PROBLEM
Output the whole listing below. Keep it exact.

SUPPLIED INFORMATION
____________________

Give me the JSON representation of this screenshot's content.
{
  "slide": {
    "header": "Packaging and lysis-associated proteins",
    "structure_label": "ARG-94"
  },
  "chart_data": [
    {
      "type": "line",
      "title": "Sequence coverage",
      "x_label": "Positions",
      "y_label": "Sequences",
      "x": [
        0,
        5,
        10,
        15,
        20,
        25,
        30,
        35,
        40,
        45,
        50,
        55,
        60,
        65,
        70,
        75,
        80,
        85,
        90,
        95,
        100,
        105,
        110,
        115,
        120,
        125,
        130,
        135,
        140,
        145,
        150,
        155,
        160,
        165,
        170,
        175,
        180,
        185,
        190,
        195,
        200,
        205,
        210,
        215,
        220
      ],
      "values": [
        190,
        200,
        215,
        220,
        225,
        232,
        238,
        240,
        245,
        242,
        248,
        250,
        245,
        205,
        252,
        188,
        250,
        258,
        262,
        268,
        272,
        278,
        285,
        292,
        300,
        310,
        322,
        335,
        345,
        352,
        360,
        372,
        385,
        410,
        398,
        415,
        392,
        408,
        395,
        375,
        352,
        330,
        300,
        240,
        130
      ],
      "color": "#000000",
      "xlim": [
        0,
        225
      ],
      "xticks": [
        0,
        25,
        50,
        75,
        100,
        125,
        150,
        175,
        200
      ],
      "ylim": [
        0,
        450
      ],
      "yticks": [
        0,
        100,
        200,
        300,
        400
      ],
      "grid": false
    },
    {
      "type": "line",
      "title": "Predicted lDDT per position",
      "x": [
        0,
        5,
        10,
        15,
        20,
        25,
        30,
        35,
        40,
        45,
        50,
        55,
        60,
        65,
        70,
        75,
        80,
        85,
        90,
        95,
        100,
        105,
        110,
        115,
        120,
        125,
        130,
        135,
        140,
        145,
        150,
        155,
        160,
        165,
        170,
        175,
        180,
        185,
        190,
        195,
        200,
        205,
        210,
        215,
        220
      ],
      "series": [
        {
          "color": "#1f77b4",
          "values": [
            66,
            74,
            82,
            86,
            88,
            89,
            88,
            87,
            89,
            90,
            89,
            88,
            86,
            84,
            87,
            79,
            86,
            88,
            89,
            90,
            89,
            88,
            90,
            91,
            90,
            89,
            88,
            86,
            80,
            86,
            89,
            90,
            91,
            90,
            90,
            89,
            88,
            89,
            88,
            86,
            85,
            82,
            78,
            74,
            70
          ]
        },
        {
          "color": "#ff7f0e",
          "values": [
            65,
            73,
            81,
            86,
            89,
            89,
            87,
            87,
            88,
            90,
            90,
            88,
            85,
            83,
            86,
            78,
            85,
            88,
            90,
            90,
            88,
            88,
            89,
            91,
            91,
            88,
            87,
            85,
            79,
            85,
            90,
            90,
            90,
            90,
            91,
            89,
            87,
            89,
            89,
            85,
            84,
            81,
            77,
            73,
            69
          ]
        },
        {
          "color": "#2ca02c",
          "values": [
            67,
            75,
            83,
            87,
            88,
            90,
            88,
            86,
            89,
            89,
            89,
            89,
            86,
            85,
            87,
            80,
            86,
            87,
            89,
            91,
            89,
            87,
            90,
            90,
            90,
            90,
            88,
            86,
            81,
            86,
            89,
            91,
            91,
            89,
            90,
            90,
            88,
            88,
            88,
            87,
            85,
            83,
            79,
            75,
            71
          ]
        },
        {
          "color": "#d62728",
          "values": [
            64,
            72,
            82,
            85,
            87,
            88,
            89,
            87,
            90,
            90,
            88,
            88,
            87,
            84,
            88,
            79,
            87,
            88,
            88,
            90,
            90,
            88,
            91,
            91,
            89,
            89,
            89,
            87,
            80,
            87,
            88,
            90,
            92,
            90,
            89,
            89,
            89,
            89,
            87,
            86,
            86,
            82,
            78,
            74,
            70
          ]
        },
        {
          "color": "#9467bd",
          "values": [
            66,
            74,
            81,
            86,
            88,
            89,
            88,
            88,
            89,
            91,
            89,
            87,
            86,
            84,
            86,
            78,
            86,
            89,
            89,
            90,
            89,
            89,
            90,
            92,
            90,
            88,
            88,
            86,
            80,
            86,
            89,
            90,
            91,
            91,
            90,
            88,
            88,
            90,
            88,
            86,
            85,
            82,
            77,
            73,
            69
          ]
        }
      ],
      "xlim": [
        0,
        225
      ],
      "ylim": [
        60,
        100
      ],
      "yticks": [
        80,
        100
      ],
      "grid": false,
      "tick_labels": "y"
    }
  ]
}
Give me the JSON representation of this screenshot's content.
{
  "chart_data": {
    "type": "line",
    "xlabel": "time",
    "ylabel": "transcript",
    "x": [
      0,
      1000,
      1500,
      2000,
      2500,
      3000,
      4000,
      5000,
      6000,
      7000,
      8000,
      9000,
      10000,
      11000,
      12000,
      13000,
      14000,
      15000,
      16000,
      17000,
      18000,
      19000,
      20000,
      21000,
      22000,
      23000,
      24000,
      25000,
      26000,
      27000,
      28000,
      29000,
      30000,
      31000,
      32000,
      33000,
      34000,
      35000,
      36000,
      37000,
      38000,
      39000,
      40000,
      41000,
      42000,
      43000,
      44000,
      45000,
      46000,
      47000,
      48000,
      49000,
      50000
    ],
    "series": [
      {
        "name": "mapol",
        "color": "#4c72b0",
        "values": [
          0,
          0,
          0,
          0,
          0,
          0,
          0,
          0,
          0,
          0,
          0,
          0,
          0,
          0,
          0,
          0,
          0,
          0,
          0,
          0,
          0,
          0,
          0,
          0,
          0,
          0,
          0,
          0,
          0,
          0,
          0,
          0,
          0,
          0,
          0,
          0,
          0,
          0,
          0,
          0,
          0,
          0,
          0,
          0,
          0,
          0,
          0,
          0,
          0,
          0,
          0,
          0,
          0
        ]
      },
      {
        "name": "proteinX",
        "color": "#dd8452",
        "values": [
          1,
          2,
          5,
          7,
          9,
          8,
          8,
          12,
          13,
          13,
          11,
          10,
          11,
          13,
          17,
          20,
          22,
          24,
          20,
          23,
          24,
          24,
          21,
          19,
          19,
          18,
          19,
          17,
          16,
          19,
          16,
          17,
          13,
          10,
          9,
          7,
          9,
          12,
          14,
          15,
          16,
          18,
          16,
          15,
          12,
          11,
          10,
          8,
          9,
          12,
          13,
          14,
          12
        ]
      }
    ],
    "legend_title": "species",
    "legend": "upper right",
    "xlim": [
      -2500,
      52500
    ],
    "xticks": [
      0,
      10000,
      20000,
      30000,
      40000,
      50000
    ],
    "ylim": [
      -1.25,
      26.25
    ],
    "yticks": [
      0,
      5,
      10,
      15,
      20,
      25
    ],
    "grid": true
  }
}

____________________

SOLUTION BELOW
Give me the JSON representation of this screenshot's content.
{
  "slide": {
    "header": "Packaging and lysis-associated proteins",
    "structure_label": "ARG-94"
  },
  "chart_data": [
    {
      "type": "line",
      "title": "Sequence coverage",
      "x_label": "Positions",
      "y_label": "Sequences",
      "x": [
        0,
        5,
        10,
        15,
        20,
        25,
        30,
        35,
        40,
        45,
        50,
        55,
        60,
        65,
        70,
        75,
        80,
        85,
        90,
        95,
        100,
        105,
        110,
        115,
        120,
        125,
        130,
        135,
        140,
        145,
        150,
        155,
        160,
        165,
        170,
        175,
        180,
        185,
        190,
        195,
        200,
        205,
        210,
        215,
        220
      ],
      "values": [
        190,
        200,
        215,
        220,
        225,
        232,
        238,
        240,
        245,
        242,
        248,
        250,
        245,
        205,
        252,
        188,
        250,
        258,
        262,
        268,
        272,
        278,
        285,
        292,
        300,
        310,
        322,
        335,
        345,
        352,
        360,
        372,
        385,
        410,
        398,
        415,
        392,
        408,
        395,
        375,
        352,
        330,
        300,
        240,
        130
      ],
      "color": "#000000",
      "xlim": [
        0,
        225
      ],
      "xticks": [
        0,
        25,
        50,
        75,
        100,
        125,
        150,
        175,
        200
      ],
      "ylim": [
        0,
        450
      ],
      "yticks": [
        0,
        100,
        200,
        300,
        400
      ],
      "grid": false
    },
    {
      "type": "line",
      "title": "Predicted lDDT per position",
      "x": [
        0,
        5,
        10,
        15,
        20,
        25,
        30,
        35,
        40,
        45,
        50,
        55,
        60,
        65,
        70,
        75,
        80,
        85,
        90,
        95,
        100,
        105,
        110,
        115,
        120,
        125,
        130,
        135,
        140,
        145,
        150,
        155,
        160,
        165,
        170,
        175,
        180,
        185,
        190,
        195,
        200,
        205,
        210,
        215,
        220
      ],
      "series": [
        {
          "color": "#1f77b4",
          "values": [
            66,
            74,
            82,
            86,
            88,
            89,
            88,
            87,
            89,
            90,
            89,
            88,
            86,
            84,
            87,
            79,
            86,
            88,
            89,
            90,
            89,
            88,
            90,
            91,
            90,
            89,
            88,
            86,
            80,
            86,
            89,
            90,
            91,
            90,
            90,
            89,
            88,
            89,
            88,
            86,
            85,
            82,
            78,
            74,
            70
          ]
        },
        {
          "color": "#ff7f0e",
          "values": [
            65,
            73,
            81,
            86,
            89,
            89,
            87,
            87,
            88,
            90,
            90,
            88,
            85,
            83,
            86,
            78,
            85,
            88,
            90,
            90,
            88,
            88,
            89,
            91,
            91,
            88,
            87,
            85,
            79,
            85,
            90,
            90,
            90,
            90,
            91,
            89,
            87,
            89,
            89,
            85,
            84,
            81,
            77,
            73,
            69
          ]
        },
        {
          "color": "#2ca02c",
          "values": [
            67,
            75,
            83,
            87,
            88,
            90,
            88,
            86,
            89,
            89,
            89,
            89,
            86,
            85,
            87,
            80,
            86,
            87,
            89,
            91,
            89,
            87,
            90,
            90,
            90,
            90,
            88,
            86,
            81,
            86,
            89,
            91,
            91,
            89,
            90,
            90,
            88,
            88,
            88,
            87,
            85,
            83,
            79,
            75,
            71
          ]
        },
        {
          "color": "#d62728",
          "values": [
            64,
            72,
            82,
            85,
            87,
            88,
            89,
            87,
            90,
            90,
            88,
            88,
            87,
            84,
            88,
            79,
            87,
            88,
            88,
            90,
            90,
            88,
            91,
            91,
            89,
            89,
            89,
            87,
            80,
            87,
            88,
            90,
            92,
            90,
            89,
            89,
            89,
            89,
            87,
            86,
            86,
            82,
            78,
            74,
            70
          ]
        },
        {
          "color": "#9467bd",
          "values": [
            66,
            74,
            81,
            86,
            88,
            89,
            88,
            88,
            89,
            91,
            89,
            87,
            86,
            84,
            86,
            78,
            86,
            89,
            89,
            90,
            89,
            89,
            90,
            92,
            90,
            88,
            88,
            86,
            80,
            86,
            89,
            90,
            91,
            91,
            90,
            88,
            88,
            90,
            88,
            86,
            85,
            82,
            77,
            73,
            69
          ]
        }
      ],
      "xlim": [
        0,
        225
      ],
      "ylim": [
        60,
        100
      ],
      "yticks": [
        80,
        100
      ],
      "grid": false,
      "tick_labels": "y"
    }
  ]
}
Give me the JSON representation of this screenshot's content.
{
  "chart_data": {
    "type": "line",
    "xlabel": "time",
    "ylabel": "transcript",
    "x": [
      0,
      1000,
      1500,
      2000,
      2500,
      3000,
      4000,
      5000,
      6000,
      7000,
      8000,
      9000,
      10000,
      11000,
      12000,
      13000,
      14000,
      15000,
      16000,
      17000,
      18000,
      19000,
      20000,
      21000,
      22000,
      23000,
      24000,
      25000,
      26000,
      27000,
      28000,
      29000,
      30000,
      31000,
      32000,
      33000,
      34000,
      35000,
      36000,
      37000,
      38000,
      39000,
      40000,
      41000,
      42000,
      43000,
      44000,
      45000,
      46000,
      47000,
      48000,
      49000,
      50000
    ],
    "series": [
      {
        "name": "mapol",
        "color": "#4c72b0",
        "values": [
          0,
          0,
          0,
          0,
          0,
          0,
          0,
          0,
          0,
          0,
          0,
          0,
          0,
          0,
          0,
          0,
          0,
          0,
          0,
          0,
          0,
          0,
          0,
          0,
          0,
          0,
          0,
          0,
          0,
          0,
          0,
          0,
          0,
          0,
          0,
          0,
          0,
          0,
          0,
          0,
          0,
          0,
          0,
          0,
          0,
          0,
          0,
          0,
          0,
          0,
          0,
          0,
          0
        ]
      },
      {
        "name": "proteinX",
        "color": "#dd8452",
        "values": [
          1,
          2,
          5,
          7,
          9,
          8,
          8,
          12,
          13,
          13,
          11,
          10,
          11,
          13,
          17,
          20,
          22,
          24,
          20,
          23,
          24,
          24,
          21,
          19,
          19,
          18,
          19,
          17,
          16,
          19,
          16,
          17,
          13,
          10,
          9,
          7,
          9,
          12,
          14,
          15,
          16,
          18,
          16,
          15,
          12,
          11,
          10,
          8,
          9,
          12,
          13,
          14,
          12
        ]
      }
    ],
    "legend_title": "species",
    "legend": "upper right",
    "xlim": [
      -2500,
      52500
    ],
    "xticks": [
      0,
      10000,
      20000,
      30000,
      40000,
      50000
    ],
    "ylim": [
      -1.25,
      26.25
    ],
    "yticks": [
      0,
      5,
      10,
      15,
      20,
      25
    ],
    "grid": true
  }
}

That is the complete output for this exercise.